O telefone toca logo pela manhã quebrando o silencio, atendi, era propaganda de tevê a cabo....puta merda ! Desliguei de imediato, observando o aparelho em silencio recordo de Gilberto meu amigo poeta. Guardo suas cartas, poemas de estrutura dialética, concisos, revelando o conflito do homem urbano versus o homem do interior. Poesia de timbre forte, as vezes ríspida, plasticamente elaborada.
Um concurso de poesia no curso vestibular do qual fomos premiados nos aproximou permitindo a amizade e o culto à literatura. Gilberto apresentou-me Otávio Paz, Pablo Neruda e seu apreço por João Cabral de Melo Neto, nossa amizade atravessa a distancia e o tempo. Vencer aquele concurso me deu confiança, saber que estava no rumo certo , trabalhar meu estilo, enfiei a cara nos livros que conseguia comprar, emprestar, encontrei-me com diversos escritores, nessa fase da vida minha rebeldia tornou-se intensa afastei-me do catolicismo, da religiosidade, aproximei-me do marxismo. Paralelo a poesia queria encontrar uma alternativa politica, compreender o país, nossa sociedade, fui atrás de Josué de Castro, Paulo Freire, Celso Furtado, Caio Prado Junior, Sergio Buarque de Hollanda, o cinema novo de Glauber Rocha.... Escolhi por conta própria um caminho a esquerda, pois acreditava que seria a alternativa para o país, o tempo revelou o contrário.
# # #
• _TAREFAS PROPOSTAS_
A. No trecho do texto, o que aproximou Gilberto de quem escreve?
B. Traduza para o inglês esta frase do trecho do texto: "Gilberto apresentou-me Otávio Paz, Pablo Neruda e seu apreço por João Cabral de Melo Neto, nossa amizade atravessa a distancia e o tempo."
C. Transcreva do trecho do texto a passagem entre "O telefone toca" e "ríspida, plasticamente elaborada.", incluindo ambas as pontas.
# # #
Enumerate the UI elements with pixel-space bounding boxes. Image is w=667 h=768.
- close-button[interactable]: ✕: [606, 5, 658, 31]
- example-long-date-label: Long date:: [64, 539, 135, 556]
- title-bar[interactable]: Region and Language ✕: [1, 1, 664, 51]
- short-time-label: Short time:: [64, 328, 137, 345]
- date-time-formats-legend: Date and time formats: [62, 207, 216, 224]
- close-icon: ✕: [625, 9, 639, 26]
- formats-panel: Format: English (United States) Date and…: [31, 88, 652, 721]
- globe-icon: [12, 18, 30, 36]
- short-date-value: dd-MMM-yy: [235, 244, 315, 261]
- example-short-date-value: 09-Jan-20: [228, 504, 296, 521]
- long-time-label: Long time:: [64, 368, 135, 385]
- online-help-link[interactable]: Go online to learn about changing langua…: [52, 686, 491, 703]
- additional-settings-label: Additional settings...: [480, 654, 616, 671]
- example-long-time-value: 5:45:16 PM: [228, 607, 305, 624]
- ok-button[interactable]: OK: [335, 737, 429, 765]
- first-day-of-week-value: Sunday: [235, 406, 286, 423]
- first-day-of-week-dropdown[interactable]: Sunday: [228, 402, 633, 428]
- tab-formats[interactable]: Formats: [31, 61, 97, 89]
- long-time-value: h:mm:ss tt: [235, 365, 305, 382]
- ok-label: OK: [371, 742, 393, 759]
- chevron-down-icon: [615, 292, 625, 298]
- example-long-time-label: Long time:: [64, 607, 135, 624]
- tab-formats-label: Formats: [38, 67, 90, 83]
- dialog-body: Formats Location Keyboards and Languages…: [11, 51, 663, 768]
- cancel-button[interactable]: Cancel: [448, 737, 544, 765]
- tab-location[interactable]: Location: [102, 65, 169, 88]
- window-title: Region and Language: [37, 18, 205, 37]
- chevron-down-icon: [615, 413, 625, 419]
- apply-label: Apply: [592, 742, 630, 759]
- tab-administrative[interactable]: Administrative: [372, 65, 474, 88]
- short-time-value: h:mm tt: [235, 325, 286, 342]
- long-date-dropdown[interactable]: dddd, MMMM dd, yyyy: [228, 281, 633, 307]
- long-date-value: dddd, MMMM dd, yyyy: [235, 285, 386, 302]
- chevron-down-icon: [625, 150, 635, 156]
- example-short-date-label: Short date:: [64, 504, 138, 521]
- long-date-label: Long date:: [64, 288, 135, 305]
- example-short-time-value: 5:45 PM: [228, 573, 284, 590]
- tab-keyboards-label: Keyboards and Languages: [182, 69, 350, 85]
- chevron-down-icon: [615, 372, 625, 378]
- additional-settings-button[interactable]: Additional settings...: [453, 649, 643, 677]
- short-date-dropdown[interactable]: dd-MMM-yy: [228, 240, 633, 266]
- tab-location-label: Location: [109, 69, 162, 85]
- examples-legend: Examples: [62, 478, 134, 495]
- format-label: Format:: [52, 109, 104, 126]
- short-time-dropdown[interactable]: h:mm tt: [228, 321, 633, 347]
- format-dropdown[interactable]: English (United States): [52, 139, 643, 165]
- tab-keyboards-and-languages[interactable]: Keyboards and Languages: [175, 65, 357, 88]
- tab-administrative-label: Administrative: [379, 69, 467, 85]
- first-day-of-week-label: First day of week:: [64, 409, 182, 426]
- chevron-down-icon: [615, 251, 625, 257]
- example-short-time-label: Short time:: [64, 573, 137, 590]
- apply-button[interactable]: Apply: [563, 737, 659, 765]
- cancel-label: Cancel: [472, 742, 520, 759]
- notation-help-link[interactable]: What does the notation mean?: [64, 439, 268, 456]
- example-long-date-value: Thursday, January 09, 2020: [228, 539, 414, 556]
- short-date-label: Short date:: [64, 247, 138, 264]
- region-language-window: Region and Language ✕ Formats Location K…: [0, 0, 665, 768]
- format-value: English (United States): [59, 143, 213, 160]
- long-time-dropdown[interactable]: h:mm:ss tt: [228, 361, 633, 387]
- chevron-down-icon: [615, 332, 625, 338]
# # #
• _RESPOSTAS POR TAREFA_
A. Um concurso de poesia no curso vestibular, no qual os dois foram premiados.

B. Gilberto introduced me to Otávio Paz, Pablo Neruda and his admiration for João Cabral de Melo Neto; our friendship spans distance and time.

C.
O telefone toca logo pela manhã quebrando o silencio, atendi, era propaganda de tevê a cabo....puta merda ! Desliguei de imediato, observando o aparelho em silencio recordo de Gilberto meu amigo poeta. Guardo suas cartas, poemas de estrutura dialética, concisos, revelando o conflito do homem urbano versus o homem do interior. Poesia de timbre forte, as vezes ríspida, plasticamente elaborada.